### What you need to do
Separate out the lines that hold "waypoint".

════

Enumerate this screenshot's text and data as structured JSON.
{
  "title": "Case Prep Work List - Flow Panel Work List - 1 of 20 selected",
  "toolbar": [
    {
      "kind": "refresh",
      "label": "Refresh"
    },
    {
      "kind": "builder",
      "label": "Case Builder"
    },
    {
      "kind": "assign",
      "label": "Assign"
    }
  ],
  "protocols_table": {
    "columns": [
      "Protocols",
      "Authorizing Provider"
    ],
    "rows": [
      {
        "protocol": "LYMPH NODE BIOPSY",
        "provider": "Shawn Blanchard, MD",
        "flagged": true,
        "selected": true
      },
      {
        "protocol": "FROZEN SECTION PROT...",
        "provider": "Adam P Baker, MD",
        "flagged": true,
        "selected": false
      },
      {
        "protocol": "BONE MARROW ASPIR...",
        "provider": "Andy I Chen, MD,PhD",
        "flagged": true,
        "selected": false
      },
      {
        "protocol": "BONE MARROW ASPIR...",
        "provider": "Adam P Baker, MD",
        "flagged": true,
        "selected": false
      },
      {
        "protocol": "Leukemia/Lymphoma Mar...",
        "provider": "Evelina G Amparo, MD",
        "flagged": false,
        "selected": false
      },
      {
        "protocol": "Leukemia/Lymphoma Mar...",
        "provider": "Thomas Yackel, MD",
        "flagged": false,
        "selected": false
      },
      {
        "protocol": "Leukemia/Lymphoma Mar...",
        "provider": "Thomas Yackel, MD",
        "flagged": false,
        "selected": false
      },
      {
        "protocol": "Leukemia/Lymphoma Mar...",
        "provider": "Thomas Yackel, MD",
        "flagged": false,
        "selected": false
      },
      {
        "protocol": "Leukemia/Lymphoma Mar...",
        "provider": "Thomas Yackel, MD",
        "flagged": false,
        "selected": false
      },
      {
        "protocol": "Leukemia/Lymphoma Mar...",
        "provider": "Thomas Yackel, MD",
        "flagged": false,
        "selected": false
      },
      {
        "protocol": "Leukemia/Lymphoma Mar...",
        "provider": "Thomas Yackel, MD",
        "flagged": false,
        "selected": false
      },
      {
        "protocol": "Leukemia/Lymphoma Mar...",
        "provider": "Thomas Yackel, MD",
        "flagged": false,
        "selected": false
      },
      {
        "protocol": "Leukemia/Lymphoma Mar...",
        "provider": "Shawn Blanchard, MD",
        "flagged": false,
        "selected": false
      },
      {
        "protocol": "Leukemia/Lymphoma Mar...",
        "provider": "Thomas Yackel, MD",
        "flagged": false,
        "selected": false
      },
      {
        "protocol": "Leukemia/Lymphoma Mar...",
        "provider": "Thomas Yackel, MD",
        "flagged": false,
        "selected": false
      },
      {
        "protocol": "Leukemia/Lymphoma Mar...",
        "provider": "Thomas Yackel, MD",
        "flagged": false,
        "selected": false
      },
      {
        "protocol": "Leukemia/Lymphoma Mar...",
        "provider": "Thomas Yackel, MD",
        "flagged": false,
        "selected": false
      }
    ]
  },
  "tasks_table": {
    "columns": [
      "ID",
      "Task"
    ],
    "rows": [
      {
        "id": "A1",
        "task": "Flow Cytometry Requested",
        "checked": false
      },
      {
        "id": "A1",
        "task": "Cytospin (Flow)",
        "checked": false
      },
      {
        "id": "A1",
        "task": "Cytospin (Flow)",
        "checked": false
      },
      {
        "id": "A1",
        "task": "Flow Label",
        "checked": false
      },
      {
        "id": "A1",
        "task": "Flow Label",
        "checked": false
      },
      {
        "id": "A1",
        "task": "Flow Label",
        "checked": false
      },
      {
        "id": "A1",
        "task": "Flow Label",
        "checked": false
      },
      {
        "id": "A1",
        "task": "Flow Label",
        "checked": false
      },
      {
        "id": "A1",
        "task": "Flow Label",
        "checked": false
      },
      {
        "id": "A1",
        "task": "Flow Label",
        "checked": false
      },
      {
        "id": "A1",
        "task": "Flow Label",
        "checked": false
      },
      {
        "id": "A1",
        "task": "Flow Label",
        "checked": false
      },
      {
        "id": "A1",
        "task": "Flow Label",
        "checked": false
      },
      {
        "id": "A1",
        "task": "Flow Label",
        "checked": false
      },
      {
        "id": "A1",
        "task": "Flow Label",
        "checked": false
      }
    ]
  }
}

════

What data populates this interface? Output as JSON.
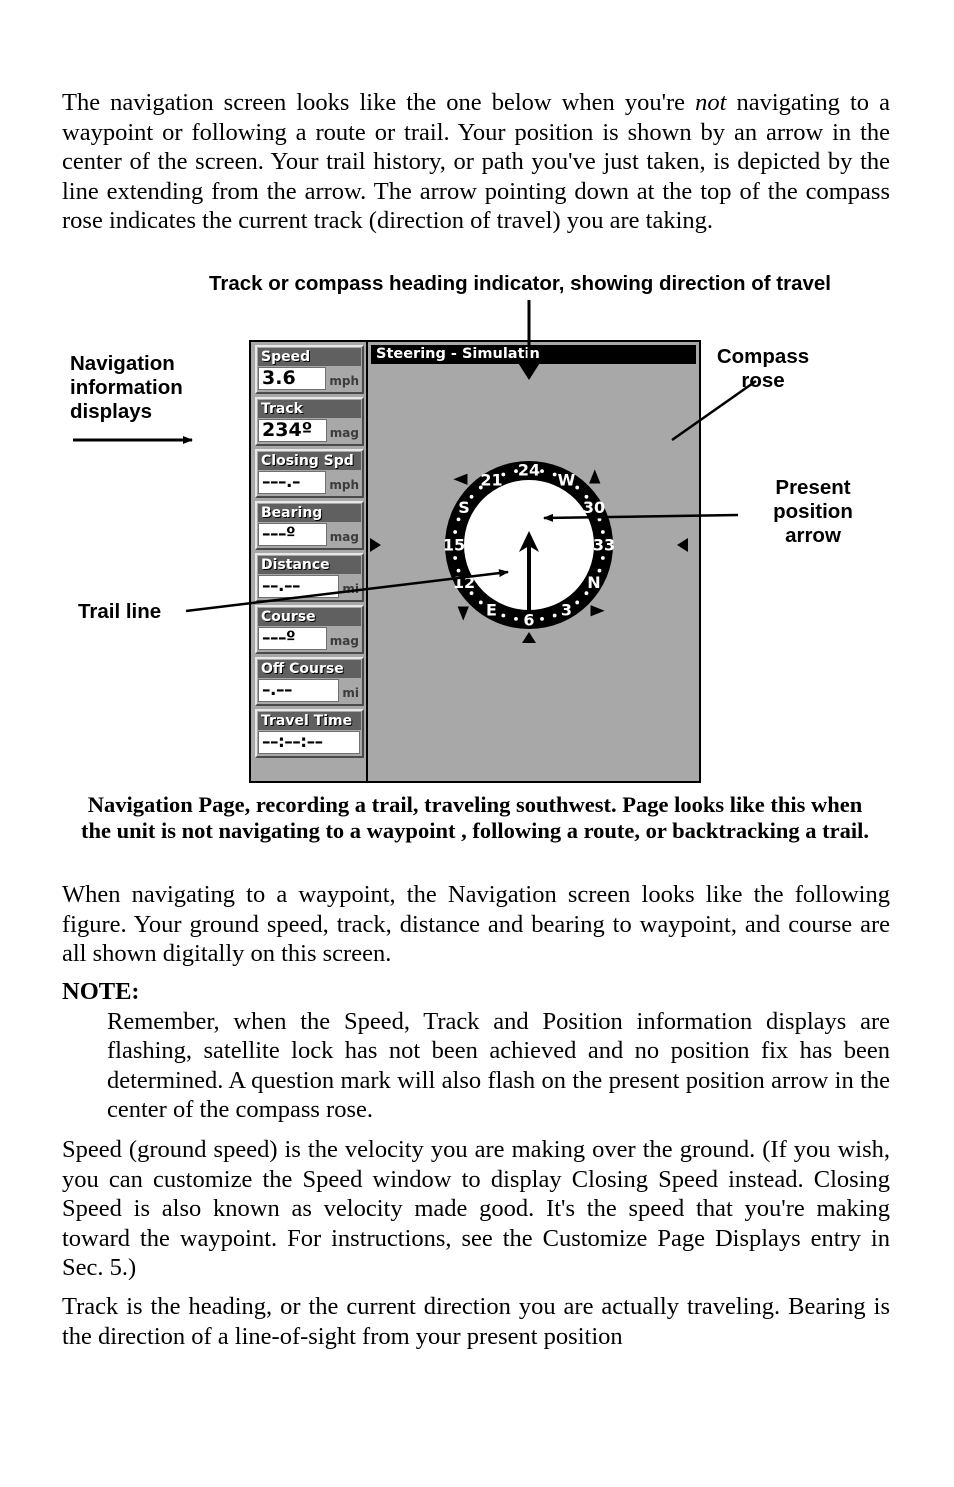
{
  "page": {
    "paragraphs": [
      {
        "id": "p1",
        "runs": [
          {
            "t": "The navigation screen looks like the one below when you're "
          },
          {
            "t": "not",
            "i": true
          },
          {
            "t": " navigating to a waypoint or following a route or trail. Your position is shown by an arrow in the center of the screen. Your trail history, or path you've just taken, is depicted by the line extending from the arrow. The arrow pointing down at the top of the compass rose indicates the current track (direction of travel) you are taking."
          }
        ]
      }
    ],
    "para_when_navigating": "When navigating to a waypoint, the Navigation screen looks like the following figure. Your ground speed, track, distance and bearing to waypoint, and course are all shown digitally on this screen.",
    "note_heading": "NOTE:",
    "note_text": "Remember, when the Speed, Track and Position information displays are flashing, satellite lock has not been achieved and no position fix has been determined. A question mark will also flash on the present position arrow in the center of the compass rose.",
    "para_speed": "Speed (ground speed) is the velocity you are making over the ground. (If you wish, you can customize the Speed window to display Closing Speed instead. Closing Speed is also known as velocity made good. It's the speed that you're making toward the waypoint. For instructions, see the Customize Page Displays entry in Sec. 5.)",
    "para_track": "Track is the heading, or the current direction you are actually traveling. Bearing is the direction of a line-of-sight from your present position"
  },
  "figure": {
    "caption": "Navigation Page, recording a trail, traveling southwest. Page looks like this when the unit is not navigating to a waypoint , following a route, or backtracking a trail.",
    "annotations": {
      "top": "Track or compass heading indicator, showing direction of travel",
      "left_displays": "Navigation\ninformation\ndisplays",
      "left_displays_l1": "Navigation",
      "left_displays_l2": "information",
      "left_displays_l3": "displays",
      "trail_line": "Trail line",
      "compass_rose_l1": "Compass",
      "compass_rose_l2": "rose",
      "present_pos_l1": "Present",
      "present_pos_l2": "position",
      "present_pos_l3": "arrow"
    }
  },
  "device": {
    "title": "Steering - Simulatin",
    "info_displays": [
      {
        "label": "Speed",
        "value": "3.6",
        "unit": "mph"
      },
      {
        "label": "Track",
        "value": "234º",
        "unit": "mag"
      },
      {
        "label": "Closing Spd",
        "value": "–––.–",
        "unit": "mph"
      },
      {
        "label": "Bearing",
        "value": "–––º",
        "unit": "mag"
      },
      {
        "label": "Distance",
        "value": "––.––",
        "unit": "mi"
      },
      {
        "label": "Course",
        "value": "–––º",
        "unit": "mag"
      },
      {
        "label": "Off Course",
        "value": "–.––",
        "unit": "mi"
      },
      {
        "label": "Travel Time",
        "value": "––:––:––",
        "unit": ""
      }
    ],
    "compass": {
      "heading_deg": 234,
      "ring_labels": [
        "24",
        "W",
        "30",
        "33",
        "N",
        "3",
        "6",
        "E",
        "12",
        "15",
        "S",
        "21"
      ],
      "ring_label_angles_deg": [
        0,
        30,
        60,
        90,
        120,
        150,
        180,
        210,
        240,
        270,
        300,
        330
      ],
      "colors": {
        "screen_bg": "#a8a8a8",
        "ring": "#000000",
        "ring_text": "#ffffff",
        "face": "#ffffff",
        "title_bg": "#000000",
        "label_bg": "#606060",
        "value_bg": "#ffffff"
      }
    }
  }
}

════

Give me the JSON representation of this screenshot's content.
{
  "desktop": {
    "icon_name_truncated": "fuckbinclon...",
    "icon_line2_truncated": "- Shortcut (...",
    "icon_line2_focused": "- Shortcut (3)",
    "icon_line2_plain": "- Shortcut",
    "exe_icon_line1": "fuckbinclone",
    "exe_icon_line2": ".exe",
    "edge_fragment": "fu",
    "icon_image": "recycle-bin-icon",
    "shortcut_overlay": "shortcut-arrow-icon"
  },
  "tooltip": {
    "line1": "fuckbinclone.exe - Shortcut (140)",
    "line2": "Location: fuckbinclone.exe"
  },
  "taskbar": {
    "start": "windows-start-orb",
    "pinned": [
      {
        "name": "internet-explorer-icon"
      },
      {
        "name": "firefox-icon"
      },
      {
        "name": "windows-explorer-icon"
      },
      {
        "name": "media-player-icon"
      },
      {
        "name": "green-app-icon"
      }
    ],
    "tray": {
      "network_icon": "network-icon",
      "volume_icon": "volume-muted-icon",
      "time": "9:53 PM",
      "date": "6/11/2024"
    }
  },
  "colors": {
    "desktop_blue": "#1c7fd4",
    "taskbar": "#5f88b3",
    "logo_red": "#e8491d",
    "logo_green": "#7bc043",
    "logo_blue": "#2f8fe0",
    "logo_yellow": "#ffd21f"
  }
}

════

### Response to the exercise
            "t": " navigating to a waypoint or following a route or trail. Your position is shown by an arrow in the center of the screen. Your trail history, or path you've just taken, is depicted by the line extending from the arrow. The arrow pointing down at the top of the compass rose indicates the current track (direction of travel) you are taking."
    "para_when_navigating": "When navigating to a waypoint, the Navigation screen looks like the following figure. Your ground speed, track, distance and bearing to waypoint, and course are all shown digitally on this screen.",
    "para_speed": "Speed (ground speed) is the velocity you are making over the ground. (If you wish, you can customize the Speed window to display Closing Speed instead. Closing Speed is also known as velocity made good. It's the speed that you're making toward the waypoint. For instructions, see the Customize Page Displays entry in Sec. 5.)",
    "caption": "Navigation Page, recording a trail, traveling southwest. Page looks like this when the unit is not navigating to a waypoint , following a route, or backtracking a trail.",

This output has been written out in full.